■ Problem description
Please name every client of DDD that the Digital Divide Data text below mentions.

= Digital Divide Data =

Social enterprise

DDD is a social enterprise that delivers digital content, data and research services to clients worldwide. Customers receive high-quality competitively priced digital content services. At the same time, DDD's innovative social model enables talented youth from low-income families to access professional opportunities and earn lasting higher income. This model, established by DDD in 2001, is now called "impact sourcing” and has been implemented by dozens of firms around the world. Featured in Thomas L. Friedman's The World Is Flat as an example of socially responsible outsourcing, DDD's clients include Reader's Digest, Harvard Business School, New York Daily News, Ancestry.com, and Stanford University.

==History==
In February 2001, Jeremy Hockenstein (co-founder of DDD) travelled to Angkor Wat and was struck by the mix of poverty and progress in Cambodia. Though there were computer schools offering training to young people, there were still no jobs for the students once they graduated. Recognizing the opportunity to make a difference, Jeremy assembled a group of friends, who all saw an opportunity for growth: applying India's outsourcing model to Southeast Asia could provide jobs and contribute to the region's development. The group returned to Cambodia during the summer and founded Digital Divide Data, (now known as DDD) with a plan to start a data entry operation in Phnom Penh.

DDD opened for business in July 2001. The enterprise began as a single small office in Phnom Penh, digitizing the Harvard Crimson. In 2003, Digital Divide Data opened an office in Vientiane, Laos, which in early 2004 was followed by a third office in Battambang, Cambodia. The Battambang operation was merged into the Phnom Penh office in 2012. A fourth operations center was opened in Nairobi, Kenya in April 2011.

The Kenya office is located at Paramount Plaza, 7th Floor, off Globe Cinema Roundabout, Nairobi, Kenya.

DDD currently operates three offices with over 1000 staff. It is currently the largest technology employer in Cambodia and Laos.

In 2026, Digital Divide Data marked 25 years of operations in Cambodia, commemorating a quarter century since its founding in Phnom Penh in 2001. The milestone highlighted the organization's long-term commitment to creating education and employment opportunities for underserved communities through its work-study model.

■ Data shown

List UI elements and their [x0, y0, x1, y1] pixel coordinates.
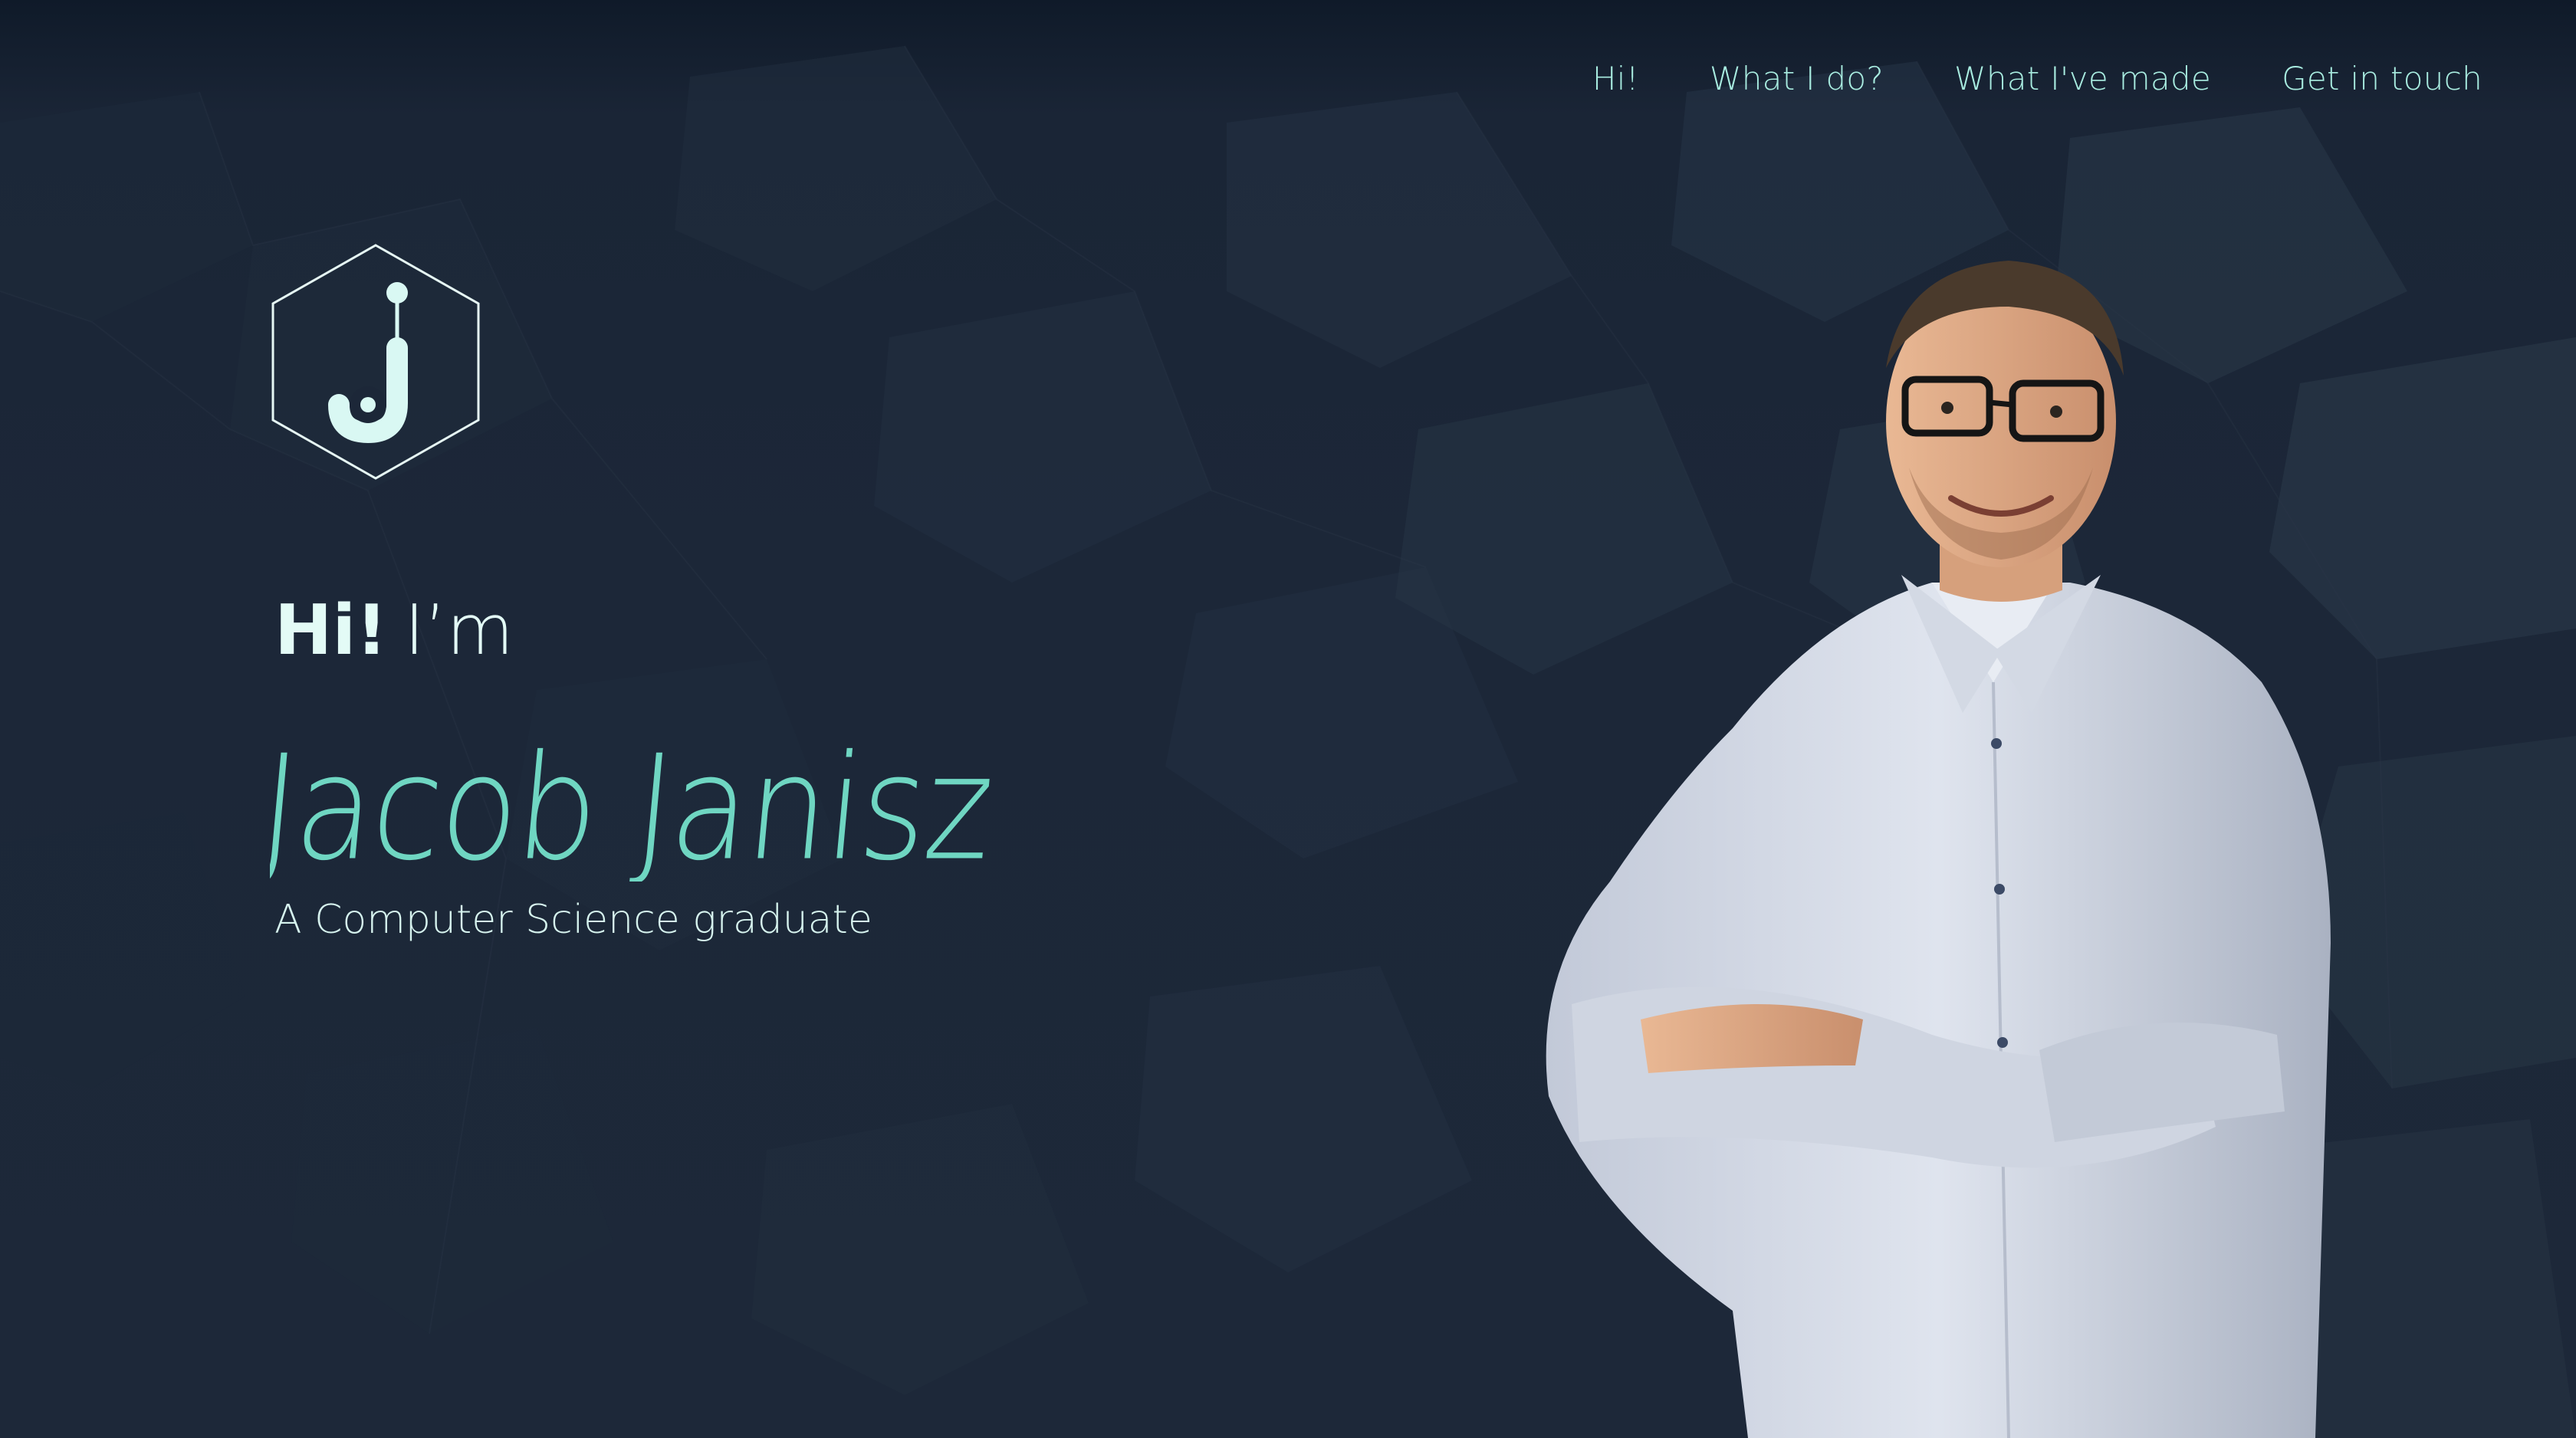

■ Exercise result
- Reader's Digest
- Harvard Business School
- New York Daily News
- Ancestry.com
- Stanford University